To do> A faithful transcription of all the data is required.

(Extracted data entries)
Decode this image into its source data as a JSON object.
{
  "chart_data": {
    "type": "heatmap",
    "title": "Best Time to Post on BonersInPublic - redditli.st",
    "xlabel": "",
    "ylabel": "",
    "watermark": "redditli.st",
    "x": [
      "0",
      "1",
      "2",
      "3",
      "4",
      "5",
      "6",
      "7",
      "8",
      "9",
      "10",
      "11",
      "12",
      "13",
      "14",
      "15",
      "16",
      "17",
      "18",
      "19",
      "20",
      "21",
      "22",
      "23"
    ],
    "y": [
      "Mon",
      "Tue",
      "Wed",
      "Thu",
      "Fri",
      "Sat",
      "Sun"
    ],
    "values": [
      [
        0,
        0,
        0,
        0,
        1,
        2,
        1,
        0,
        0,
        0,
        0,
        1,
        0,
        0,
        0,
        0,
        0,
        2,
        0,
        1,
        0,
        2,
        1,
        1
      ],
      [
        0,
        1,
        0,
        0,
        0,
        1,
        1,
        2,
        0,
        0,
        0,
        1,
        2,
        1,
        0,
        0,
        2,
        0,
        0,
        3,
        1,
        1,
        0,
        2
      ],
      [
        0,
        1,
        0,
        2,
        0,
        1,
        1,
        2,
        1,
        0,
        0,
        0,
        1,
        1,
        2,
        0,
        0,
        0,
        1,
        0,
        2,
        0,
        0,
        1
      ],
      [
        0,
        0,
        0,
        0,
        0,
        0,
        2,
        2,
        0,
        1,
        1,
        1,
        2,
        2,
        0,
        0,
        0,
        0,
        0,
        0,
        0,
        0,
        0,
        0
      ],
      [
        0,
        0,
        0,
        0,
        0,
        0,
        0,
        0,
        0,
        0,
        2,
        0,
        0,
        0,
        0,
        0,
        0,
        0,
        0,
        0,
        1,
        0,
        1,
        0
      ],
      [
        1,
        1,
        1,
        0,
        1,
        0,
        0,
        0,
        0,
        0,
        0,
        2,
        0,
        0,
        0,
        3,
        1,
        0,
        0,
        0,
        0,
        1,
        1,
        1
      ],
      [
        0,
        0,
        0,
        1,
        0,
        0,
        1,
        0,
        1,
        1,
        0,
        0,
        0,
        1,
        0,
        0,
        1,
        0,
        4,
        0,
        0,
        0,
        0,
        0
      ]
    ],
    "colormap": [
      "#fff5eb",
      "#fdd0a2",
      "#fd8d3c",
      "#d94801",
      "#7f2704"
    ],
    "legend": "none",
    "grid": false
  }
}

The answer>
Decode this image into its source data as a JSON object.
{
  "chart_data": {
    "type": "heatmap",
    "title": "Best Time to Post on BonersInPublic - redditli.st",
    "xlabel": "",
    "ylabel": "",
    "watermark": "redditli.st",
    "x": [
      "0",
      "1",
      "2",
      "3",
      "4",
      "5",
      "6",
      "7",
      "8",
      "9",
      "10",
      "11",
      "12",
      "13",
      "14",
      "15",
      "16",
      "17",
      "18",
      "19",
      "20",
      "21",
      "22",
      "23"
    ],
    "y": [
      "Mon",
      "Tue",
      "Wed",
      "Thu",
      "Fri",
      "Sat",
      "Sun"
    ],
    "values": [
      [
        0,
        0,
        0,
        0,
        1,
        2,
        1,
        0,
        0,
        0,
        0,
        1,
        0,
        0,
        0,
        0,
        0,
        2,
        0,
        1,
        0,
        2,
        1,
        1
      ],
      [
        0,
        1,
        0,
        0,
        0,
        1,
        1,
        2,
        0,
        0,
        0,
        1,
        2,
        1,
        0,
        0,
        2,
        0,
        0,
        3,
        1,
        1,
        0,
        2
      ],
      [
        0,
        1,
        0,
        2,
        0,
        1,
        1,
        2,
        1,
        0,
        0,
        0,
        1,
        1,
        2,
        0,
        0,
        0,
        1,
        0,
        2,
        0,
        0,
        1
      ],
      [
        0,
        0,
        0,
        0,
        0,
        0,
        2,
        2,
        0,
        1,
        1,
        1,
        2,
        2,
        0,
        0,
        0,
        0,
        0,
        0,
        0,
        0,
        0,
        0
      ],
      [
        0,
        0,
        0,
        0,
        0,
        0,
        0,
        0,
        0,
        0,
        2,
        0,
        0,
        0,
        0,
        0,
        0,
        0,
        0,
        0,
        1,
        0,
        1,
        0
      ],
      [
        1,
        1,
        1,
        0,
        1,
        0,
        0,
        0,
        0,
        0,
        0,
        2,
        0,
        0,
        0,
        3,
        1,
        0,
        0,
        0,
        0,
        1,
        1,
        1
      ],
      [
        0,
        0,
        0,
        1,
        0,
        0,
        1,
        0,
        1,
        1,
        0,
        0,
        0,
        1,
        0,
        0,
        1,
        0,
        4,
        0,
        0,
        0,
        0,
        0
      ]
    ],
    "colormap": [
      "#fff5eb",
      "#fdd0a2",
      "#fd8d3c",
      "#d94801",
      "#7f2704"
    ],
    "legend": "none",
    "grid": false
  }
}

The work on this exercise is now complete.